▶ STATED PROBLEM: Can you give all the records again without altering a single character?

▶ DATA FOR THIS TASK:

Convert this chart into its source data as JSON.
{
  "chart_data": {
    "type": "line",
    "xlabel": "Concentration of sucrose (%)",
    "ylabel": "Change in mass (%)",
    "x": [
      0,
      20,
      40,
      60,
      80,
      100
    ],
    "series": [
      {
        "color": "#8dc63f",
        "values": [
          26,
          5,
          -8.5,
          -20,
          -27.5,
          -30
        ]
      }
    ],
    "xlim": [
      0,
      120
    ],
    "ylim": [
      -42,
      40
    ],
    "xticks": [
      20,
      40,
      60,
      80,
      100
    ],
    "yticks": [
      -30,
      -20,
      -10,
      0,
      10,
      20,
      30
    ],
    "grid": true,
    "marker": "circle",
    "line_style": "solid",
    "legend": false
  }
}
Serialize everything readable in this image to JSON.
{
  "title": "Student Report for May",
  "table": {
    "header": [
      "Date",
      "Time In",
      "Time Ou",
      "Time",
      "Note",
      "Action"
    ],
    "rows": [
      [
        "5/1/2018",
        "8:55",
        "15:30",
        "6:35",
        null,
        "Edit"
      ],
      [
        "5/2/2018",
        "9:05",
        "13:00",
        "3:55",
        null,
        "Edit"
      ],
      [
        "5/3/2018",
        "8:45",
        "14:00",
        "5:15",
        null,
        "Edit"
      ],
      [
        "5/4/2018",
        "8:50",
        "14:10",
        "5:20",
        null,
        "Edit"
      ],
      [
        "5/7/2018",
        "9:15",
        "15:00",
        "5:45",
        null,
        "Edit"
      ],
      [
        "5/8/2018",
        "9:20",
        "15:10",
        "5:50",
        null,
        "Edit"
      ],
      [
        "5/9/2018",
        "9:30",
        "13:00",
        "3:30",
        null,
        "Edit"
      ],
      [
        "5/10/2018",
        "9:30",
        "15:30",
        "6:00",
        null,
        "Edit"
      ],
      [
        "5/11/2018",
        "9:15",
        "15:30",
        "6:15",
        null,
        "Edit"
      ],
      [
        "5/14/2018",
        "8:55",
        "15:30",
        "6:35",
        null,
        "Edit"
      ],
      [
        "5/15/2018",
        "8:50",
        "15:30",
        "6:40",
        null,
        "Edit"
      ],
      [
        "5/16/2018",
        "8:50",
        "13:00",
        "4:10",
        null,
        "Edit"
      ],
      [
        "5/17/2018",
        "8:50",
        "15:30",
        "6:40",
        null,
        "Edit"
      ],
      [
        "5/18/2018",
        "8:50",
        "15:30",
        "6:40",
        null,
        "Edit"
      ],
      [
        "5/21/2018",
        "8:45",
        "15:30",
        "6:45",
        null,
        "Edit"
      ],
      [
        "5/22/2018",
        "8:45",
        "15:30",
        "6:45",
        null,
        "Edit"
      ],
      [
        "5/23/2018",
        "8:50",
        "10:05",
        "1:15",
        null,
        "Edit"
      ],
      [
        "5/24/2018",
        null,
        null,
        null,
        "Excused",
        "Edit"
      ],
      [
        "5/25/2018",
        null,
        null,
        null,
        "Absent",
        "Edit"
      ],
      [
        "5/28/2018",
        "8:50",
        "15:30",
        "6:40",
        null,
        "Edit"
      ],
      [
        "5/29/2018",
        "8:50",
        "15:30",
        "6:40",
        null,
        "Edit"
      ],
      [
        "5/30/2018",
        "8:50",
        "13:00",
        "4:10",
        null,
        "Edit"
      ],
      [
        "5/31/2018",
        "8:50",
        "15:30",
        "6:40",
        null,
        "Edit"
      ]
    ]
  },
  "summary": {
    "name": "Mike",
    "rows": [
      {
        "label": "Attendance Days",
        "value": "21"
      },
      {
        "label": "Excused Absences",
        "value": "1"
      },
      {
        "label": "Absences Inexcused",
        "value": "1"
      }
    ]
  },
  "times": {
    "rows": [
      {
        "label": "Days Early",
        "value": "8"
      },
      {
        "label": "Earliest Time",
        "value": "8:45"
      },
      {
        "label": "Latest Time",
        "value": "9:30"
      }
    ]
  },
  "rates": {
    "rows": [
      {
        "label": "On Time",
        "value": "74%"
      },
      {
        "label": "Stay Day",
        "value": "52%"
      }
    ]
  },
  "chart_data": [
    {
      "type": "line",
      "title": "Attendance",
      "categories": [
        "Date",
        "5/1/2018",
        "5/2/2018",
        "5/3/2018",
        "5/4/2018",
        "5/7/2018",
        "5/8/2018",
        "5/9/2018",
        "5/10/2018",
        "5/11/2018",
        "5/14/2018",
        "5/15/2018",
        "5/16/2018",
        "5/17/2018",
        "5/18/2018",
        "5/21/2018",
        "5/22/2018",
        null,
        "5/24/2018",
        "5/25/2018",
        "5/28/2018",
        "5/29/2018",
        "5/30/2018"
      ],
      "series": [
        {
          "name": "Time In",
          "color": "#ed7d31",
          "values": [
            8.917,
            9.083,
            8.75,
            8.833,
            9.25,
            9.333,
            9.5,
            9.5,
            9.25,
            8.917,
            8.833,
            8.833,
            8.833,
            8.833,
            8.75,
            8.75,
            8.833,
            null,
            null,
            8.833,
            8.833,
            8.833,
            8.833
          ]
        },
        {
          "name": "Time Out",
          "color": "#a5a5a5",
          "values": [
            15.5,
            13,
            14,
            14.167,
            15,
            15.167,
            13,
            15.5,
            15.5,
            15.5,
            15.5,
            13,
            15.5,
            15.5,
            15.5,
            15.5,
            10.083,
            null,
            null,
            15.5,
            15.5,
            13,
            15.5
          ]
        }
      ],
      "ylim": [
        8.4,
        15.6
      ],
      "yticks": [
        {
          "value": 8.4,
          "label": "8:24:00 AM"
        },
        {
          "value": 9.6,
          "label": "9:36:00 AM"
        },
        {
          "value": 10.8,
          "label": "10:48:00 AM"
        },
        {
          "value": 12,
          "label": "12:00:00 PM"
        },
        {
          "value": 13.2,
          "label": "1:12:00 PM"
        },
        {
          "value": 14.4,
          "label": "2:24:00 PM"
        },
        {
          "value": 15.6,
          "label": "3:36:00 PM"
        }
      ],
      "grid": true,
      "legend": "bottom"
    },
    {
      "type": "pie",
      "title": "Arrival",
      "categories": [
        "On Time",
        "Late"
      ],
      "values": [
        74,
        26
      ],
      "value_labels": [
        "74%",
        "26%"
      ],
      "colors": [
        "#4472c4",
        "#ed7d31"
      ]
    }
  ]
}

▶ REPLY:
Convert this chart into its source data as JSON.
{
  "chart_data": {
    "type": "line",
    "xlabel": "Concentration of sucrose (%)",
    "ylabel": "Change in mass (%)",
    "x": [
      0,
      20,
      40,
      60,
      80,
      100
    ],
    "series": [
      {
        "color": "#8dc63f",
        "values": [
          26,
          5,
          -8.5,
          -20,
          -27.5,
          -30
        ]
      }
    ],
    "xlim": [
      0,
      120
    ],
    "ylim": [
      -42,
      40
    ],
    "xticks": [
      20,
      40,
      60,
      80,
      100
    ],
    "yticks": [
      -30,
      -20,
      -10,
      0,
      10,
      20,
      30
    ],
    "grid": true,
    "marker": "circle",
    "line_style": "solid",
    "legend": false
  }
}
Serialize everything readable in this image to JSON.
{
  "title": "Student Report for May",
  "table": {
    "header": [
      "Date",
      "Time In",
      "Time Ou",
      "Time",
      "Note",
      "Action"
    ],
    "rows": [
      [
        "5/1/2018",
        "8:55",
        "15:30",
        "6:35",
        null,
        "Edit"
      ],
      [
        "5/2/2018",
        "9:05",
        "13:00",
        "3:55",
        null,
        "Edit"
      ],
      [
        "5/3/2018",
        "8:45",
        "14:00",
        "5:15",
        null,
        "Edit"
      ],
      [
        "5/4/2018",
        "8:50",
        "14:10",
        "5:20",
        null,
        "Edit"
      ],
      [
        "5/7/2018",
        "9:15",
        "15:00",
        "5:45",
        null,
        "Edit"
      ],
      [
        "5/8/2018",
        "9:20",
        "15:10",
        "5:50",
        null,
        "Edit"
      ],
      [
        "5/9/2018",
        "9:30",
        "13:00",
        "3:30",
        null,
        "Edit"
      ],
      [
        "5/10/2018",
        "9:30",
        "15:30",
        "6:00",
        null,
        "Edit"
      ],
      [
        "5/11/2018",
        "9:15",
        "15:30",
        "6:15",
        null,
        "Edit"
      ],
      [
        "5/14/2018",
        "8:55",
        "15:30",
        "6:35",
        null,
        "Edit"
      ],
      [
        "5/15/2018",
        "8:50",
        "15:30",
        "6:40",
        null,
        "Edit"
      ],
      [
        "5/16/2018",
        "8:50",
        "13:00",
        "4:10",
        null,
        "Edit"
      ],
      [
        "5/17/2018",
        "8:50",
        "15:30",
        "6:40",
        null,
        "Edit"
      ],
      [
        "5/18/2018",
        "8:50",
        "15:30",
        "6:40",
        null,
        "Edit"
      ],
      [
        "5/21/2018",
        "8:45",
        "15:30",
        "6:45",
        null,
        "Edit"
      ],
      [
        "5/22/2018",
        "8:45",
        "15:30",
        "6:45",
        null,
        "Edit"
      ],
      [
        "5/23/2018",
        "8:50",
        "10:05",
        "1:15",
        null,
        "Edit"
      ],
      [
        "5/24/2018",
        null,
        null,
        null,
        "Excused",
        "Edit"
      ],
      [
        "5/25/2018",
        null,
        null,
        null,
        "Absent",
        "Edit"
      ],
      [
        "5/28/2018",
        "8:50",
        "15:30",
        "6:40",
        null,
        "Edit"
      ],
      [
        "5/29/2018",
        "8:50",
        "15:30",
        "6:40",
        null,
        "Edit"
      ],
      [
        "5/30/2018",
        "8:50",
        "13:00",
        "4:10",
        null,
        "Edit"
      ],
      [
        "5/31/2018",
        "8:50",
        "15:30",
        "6:40",
        null,
        "Edit"
      ]
    ]
  },
  "summary": {
    "name": "Mike",
    "rows": [
      {
        "label": "Attendance Days",
        "value": "21"
      },
      {
        "label": "Excused Absences",
        "value": "1"
      },
      {
        "label": "Absences Inexcused",
        "value": "1"
      }
    ]
  },
  "times": {
    "rows": [
      {
        "label": "Days Early",
        "value": "8"
      },
      {
        "label": "Earliest Time",
        "value": "8:45"
      },
      {
        "label": "Latest Time",
        "value": "9:30"
      }
    ]
  },
  "rates": {
    "rows": [
      {
        "label": "On Time",
        "value": "74%"
      },
      {
        "label": "Stay Day",
        "value": "52%"
      }
    ]
  },
  "chart_data": [
    {
      "type": "line",
      "title": "Attendance",
      "categories": [
        "Date",
        "5/1/2018",
        "5/2/2018",
        "5/3/2018",
        "5/4/2018",
        "5/7/2018",
        "5/8/2018",
        "5/9/2018",
        "5/10/2018",
        "5/11/2018",
        "5/14/2018",
        "5/15/2018",
        "5/16/2018",
        "5/17/2018",
        "5/18/2018",
        "5/21/2018",
        "5/22/2018",
        null,
        "5/24/2018",
        "5/25/2018",
        "5/28/2018",
        "5/29/2018",
        "5/30/2018"
      ],
      "series": [
        {
          "name": "Time In",
          "color": "#ed7d31",
          "values": [
            8.917,
            9.083,
            8.75,
            8.833,
            9.25,
            9.333,
            9.5,
            9.5,
            9.25,
            8.917,
            8.833,
            8.833,
            8.833,
            8.833,
            8.75,
            8.75,
            8.833,
            null,
            null,
            8.833,
            8.833,
            8.833,
            8.833
          ]
        },
        {
          "name": "Time Out",
          "color": "#a5a5a5",
          "values": [
            15.5,
            13,
            14,
            14.167,
            15,
            15.167,
            13,
            15.5,
            15.5,
            15.5,
            15.5,
            13,
            15.5,
            15.5,
            15.5,
            15.5,
            10.083,
            null,
            null,
            15.5,
            15.5,
            13,
            15.5
          ]
        }
      ],
      "ylim": [
        8.4,
        15.6
      ],
      "yticks": [
        {
          "value": 8.4,
          "label": "8:24:00 AM"
        },
        {
          "value": 9.6,
          "label": "9:36:00 AM"
        },
        {
          "value": 10.8,
          "label": "10:48:00 AM"
        },
        {
          "value": 12,
          "label": "12:00:00 PM"
        },
        {
          "value": 13.2,
          "label": "1:12:00 PM"
        },
        {
          "value": 14.4,
          "label": "2:24:00 PM"
        },
        {
          "value": 15.6,
          "label": "3:36:00 PM"
        }
      ],
      "grid": true,
      "legend": "bottom"
    },
    {
      "type": "pie",
      "title": "Arrival",
      "categories": [
        "On Time",
        "Late"
      ],
      "values": [
        74,
        26
      ],
      "value_labels": [
        "74%",
        "26%"
      ],
      "colors": [
        "#4472c4",
        "#ed7d31"
      ]
    }
  ]
}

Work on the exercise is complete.